⟨

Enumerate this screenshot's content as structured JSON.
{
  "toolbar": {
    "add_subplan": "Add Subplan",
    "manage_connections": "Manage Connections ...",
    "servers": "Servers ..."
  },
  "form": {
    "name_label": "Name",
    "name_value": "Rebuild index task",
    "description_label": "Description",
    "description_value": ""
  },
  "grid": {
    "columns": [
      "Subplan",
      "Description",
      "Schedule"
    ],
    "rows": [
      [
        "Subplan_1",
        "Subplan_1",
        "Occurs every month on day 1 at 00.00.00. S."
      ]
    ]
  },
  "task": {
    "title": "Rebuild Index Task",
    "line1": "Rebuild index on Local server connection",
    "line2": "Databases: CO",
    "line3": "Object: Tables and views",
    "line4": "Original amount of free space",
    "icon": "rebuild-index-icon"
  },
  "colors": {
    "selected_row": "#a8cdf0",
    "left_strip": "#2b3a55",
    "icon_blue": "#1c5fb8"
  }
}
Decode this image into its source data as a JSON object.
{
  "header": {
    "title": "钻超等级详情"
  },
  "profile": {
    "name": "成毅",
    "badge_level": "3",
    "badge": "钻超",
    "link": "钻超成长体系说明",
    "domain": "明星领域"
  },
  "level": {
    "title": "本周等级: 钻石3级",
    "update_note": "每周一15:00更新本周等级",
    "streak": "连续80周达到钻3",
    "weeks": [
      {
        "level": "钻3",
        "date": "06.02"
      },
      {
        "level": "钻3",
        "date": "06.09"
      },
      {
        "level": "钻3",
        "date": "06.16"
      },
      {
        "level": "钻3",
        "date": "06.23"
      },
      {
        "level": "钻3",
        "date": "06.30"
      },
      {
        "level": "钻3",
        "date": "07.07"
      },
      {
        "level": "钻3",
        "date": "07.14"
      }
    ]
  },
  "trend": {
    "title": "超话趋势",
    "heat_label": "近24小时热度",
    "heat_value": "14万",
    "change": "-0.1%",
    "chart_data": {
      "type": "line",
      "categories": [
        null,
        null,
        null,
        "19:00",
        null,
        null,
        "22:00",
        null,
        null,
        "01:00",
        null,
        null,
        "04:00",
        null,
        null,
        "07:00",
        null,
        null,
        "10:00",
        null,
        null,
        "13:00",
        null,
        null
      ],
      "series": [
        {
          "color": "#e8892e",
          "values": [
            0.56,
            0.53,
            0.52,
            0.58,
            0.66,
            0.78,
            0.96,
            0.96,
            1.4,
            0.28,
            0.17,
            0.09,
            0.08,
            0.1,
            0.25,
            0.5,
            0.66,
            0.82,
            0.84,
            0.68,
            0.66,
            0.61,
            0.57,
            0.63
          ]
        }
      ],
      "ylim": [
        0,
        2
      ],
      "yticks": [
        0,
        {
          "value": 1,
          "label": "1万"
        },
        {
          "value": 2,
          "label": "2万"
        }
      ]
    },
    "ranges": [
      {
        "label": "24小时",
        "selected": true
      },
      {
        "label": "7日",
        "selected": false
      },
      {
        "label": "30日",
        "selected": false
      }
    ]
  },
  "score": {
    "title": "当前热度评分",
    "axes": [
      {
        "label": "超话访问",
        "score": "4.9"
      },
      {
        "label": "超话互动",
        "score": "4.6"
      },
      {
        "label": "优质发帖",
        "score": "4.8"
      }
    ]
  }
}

⟩

What this task involves: Write out all the lines again, exactly as they are.

Solution:
Enumerate this screenshot's content as structured JSON.
{
  "toolbar": {
    "add_subplan": "Add Subplan",
    "manage_connections": "Manage Connections ...",
    "servers": "Servers ..."
  },
  "form": {
    "name_label": "Name",
    "name_value": "Rebuild index task",
    "description_label": "Description",
    "description_value": ""
  },
  "grid": {
    "columns": [
      "Subplan",
      "Description",
      "Schedule"
    ],
    "rows": [
      [
        "Subplan_1",
        "Subplan_1",
        "Occurs every month on day 1 at 00.00.00. S."
      ]
    ]
  },
  "task": {
    "title": "Rebuild Index Task",
    "line1": "Rebuild index on Local server connection",
    "line2": "Databases: CO",
    "line3": "Object: Tables and views",
    "line4": "Original amount of free space",
    "icon": "rebuild-index-icon"
  },
  "colors": {
    "selected_row": "#a8cdf0",
    "left_strip": "#2b3a55",
    "icon_blue": "#1c5fb8"
  }
}
Decode this image into its source data as a JSON object.
{
  "header": {
    "title": "钻超等级详情"
  },
  "profile": {
    "name": "成毅",
    "badge_level": "3",
    "badge": "钻超",
    "link": "钻超成长体系说明",
    "domain": "明星领域"
  },
  "level": {
    "title": "本周等级: 钻石3级",
    "update_note": "每周一15:00更新本周等级",
    "streak": "连续80周达到钻3",
    "weeks": [
      {
        "level": "钻3",
        "date": "06.02"
      },
      {
        "level": "钻3",
        "date": "06.09"
      },
      {
        "level": "钻3",
        "date": "06.16"
      },
      {
        "level": "钻3",
        "date": "06.23"
      },
      {
        "level": "钻3",
        "date": "06.30"
      },
      {
        "level": "钻3",
        "date": "07.07"
      },
      {
        "level": "钻3",
        "date": "07.14"
      }
    ]
  },
  "trend": {
    "title": "超话趋势",
    "heat_label": "近24小时热度",
    "heat_value": "14万",
    "change": "-0.1%",
    "chart_data": {
      "type": "line",
      "categories": [
        null,
        null,
        null,
        "19:00",
        null,
        null,
        "22:00",
        null,
        null,
        "01:00",
        null,
        null,
        "04:00",
        null,
        null,
        "07:00",
        null,
        null,
        "10:00",
        null,
        null,
        "13:00",
        null,
        null
      ],
      "series": [
        {
          "color": "#e8892e",
          "values": [
            0.56,
            0.53,
            0.52,
            0.58,
            0.66,
            0.78,
            0.96,
            0.96,
            1.4,
            0.28,
            0.17,
            0.09,
            0.08,
            0.1,
            0.25,
            0.5,
            0.66,
            0.82,
            0.84,
            0.68,
            0.66,
            0.61,
            0.57,
            0.63
          ]
        }
      ],
      "ylim": [
        0,
        2
      ],
      "yticks": [
        0,
        {
          "value": 1,
          "label": "1万"
        },
        {
          "value": 2,
          "label": "2万"
        }
      ]
    },
    "ranges": [
      {
        "label": "24小时",
        "selected": true
      },
      {
        "label": "7日",
        "selected": false
      },
      {
        "label": "30日",
        "selected": false
      }
    ]
  },
  "score": {
    "title": "当前热度评分",
    "axes": [
      {
        "label": "超话访问",
        "score": "4.9"
      },
      {
        "label": "超话互动",
        "score": "4.6"
      },
      {
        "label": "优质发帖",
        "score": "4.8"
      }
    ]
  }
}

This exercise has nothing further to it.